■ Exercise requirements ■
Take the listing and print it in full, exactly as given.
________________
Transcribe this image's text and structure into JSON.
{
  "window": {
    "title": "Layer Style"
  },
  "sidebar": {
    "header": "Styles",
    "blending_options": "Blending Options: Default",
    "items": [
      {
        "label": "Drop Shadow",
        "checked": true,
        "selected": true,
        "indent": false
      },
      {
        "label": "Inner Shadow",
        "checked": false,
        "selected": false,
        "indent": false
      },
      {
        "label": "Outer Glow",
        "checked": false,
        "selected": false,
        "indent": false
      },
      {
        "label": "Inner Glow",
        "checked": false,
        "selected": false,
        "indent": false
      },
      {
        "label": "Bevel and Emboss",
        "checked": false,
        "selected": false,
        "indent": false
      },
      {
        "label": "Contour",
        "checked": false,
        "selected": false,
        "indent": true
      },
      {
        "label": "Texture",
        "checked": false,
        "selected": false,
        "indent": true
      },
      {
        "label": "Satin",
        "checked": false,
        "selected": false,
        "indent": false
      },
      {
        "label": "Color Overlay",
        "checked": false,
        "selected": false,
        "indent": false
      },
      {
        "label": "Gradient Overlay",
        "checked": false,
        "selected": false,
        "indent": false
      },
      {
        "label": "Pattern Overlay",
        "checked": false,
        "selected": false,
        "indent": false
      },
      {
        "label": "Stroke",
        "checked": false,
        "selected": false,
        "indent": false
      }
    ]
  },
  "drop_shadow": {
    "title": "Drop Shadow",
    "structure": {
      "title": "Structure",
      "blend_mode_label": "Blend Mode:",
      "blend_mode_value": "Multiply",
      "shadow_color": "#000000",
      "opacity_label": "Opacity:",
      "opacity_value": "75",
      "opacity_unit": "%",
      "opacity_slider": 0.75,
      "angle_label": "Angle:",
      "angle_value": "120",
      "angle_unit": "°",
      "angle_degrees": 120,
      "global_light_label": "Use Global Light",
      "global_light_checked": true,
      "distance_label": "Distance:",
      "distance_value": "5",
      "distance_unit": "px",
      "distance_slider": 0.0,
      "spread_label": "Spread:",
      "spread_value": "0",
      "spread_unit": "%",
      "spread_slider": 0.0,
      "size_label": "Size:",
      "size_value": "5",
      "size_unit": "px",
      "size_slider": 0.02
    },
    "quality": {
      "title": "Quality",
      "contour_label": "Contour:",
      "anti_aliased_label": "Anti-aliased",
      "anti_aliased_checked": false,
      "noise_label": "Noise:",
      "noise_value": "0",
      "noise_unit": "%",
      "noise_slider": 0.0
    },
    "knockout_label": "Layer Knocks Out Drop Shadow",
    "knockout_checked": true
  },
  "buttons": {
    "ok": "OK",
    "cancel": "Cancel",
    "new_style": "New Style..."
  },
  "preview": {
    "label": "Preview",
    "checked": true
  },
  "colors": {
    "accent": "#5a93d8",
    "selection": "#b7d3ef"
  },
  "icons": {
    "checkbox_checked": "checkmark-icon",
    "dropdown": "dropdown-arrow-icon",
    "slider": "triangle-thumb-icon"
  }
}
________________
■ Response to this task ■
Transcribe this image's text and structure into JSON.
{
  "window": {
    "title": "Layer Style"
  },
  "sidebar": {
    "header": "Styles",
    "blending_options": "Blending Options: Default",
    "items": [
      {
        "label": "Drop Shadow",
        "checked": true,
        "selected": true,
        "indent": false
      },
      {
        "label": "Inner Shadow",
        "checked": false,
        "selected": false,
        "indent": false
      },
      {
        "label": "Outer Glow",
        "checked": false,
        "selected": false,
        "indent": false
      },
      {
        "label": "Inner Glow",
        "checked": false,
        "selected": false,
        "indent": false
      },
      {
        "label": "Bevel and Emboss",
        "checked": false,
        "selected": false,
        "indent": false
      },
      {
        "label": "Contour",
        "checked": false,
        "selected": false,
        "indent": true
      },
      {
        "label": "Texture",
        "checked": false,
        "selected": false,
        "indent": true
      },
      {
        "label": "Satin",
        "checked": false,
        "selected": false,
        "indent": false
      },
      {
        "label": "Color Overlay",
        "checked": false,
        "selected": false,
        "indent": false
      },
      {
        "label": "Gradient Overlay",
        "checked": false,
        "selected": false,
        "indent": false
      },
      {
        "label": "Pattern Overlay",
        "checked": false,
        "selected": false,
        "indent": false
      },
      {
        "label": "Stroke",
        "checked": false,
        "selected": false,
        "indent": false
      }
    ]
  },
  "drop_shadow": {
    "title": "Drop Shadow",
    "structure": {
      "title": "Structure",
      "blend_mode_label": "Blend Mode:",
      "blend_mode_value": "Multiply",
      "shadow_color": "#000000",
      "opacity_label": "Opacity:",
      "opacity_value": "75",
      "opacity_unit": "%",
      "opacity_slider": 0.75,
      "angle_label": "Angle:",
      "angle_value": "120",
      "angle_unit": "°",
      "angle_degrees": 120,
      "global_light_label": "Use Global Light",
      "global_light_checked": true,
      "distance_label": "Distance:",
      "distance_value": "5",
      "distance_unit": "px",
      "distance_slider": 0.0,
      "spread_label": "Spread:",
      "spread_value": "0",
      "spread_unit": "%",
      "spread_slider": 0.0,
      "size_label": "Size:",
      "size_value": "5",
      "size_unit": "px",
      "size_slider": 0.02
    },
    "quality": {
      "title": "Quality",
      "contour_label": "Contour:",
      "anti_aliased_label": "Anti-aliased",
      "anti_aliased_checked": false,
      "noise_label": "Noise:",
      "noise_value": "0",
      "noise_unit": "%",
      "noise_slider": 0.0
    },
    "knockout_label": "Layer Knocks Out Drop Shadow",
    "knockout_checked": true
  },
  "buttons": {
    "ok": "OK",
    "cancel": "Cancel",
    "new_style": "New Style..."
  },
  "preview": {
    "label": "Preview",
    "checked": true
  },
  "colors": {
    "accent": "#5a93d8",
    "selection": "#b7d3ef"
  },
  "icons": {
    "checkbox_checked": "checkmark-icon",
    "dropdown": "dropdown-arrow-icon",
    "slider": "triangle-thumb-icon"
  }
}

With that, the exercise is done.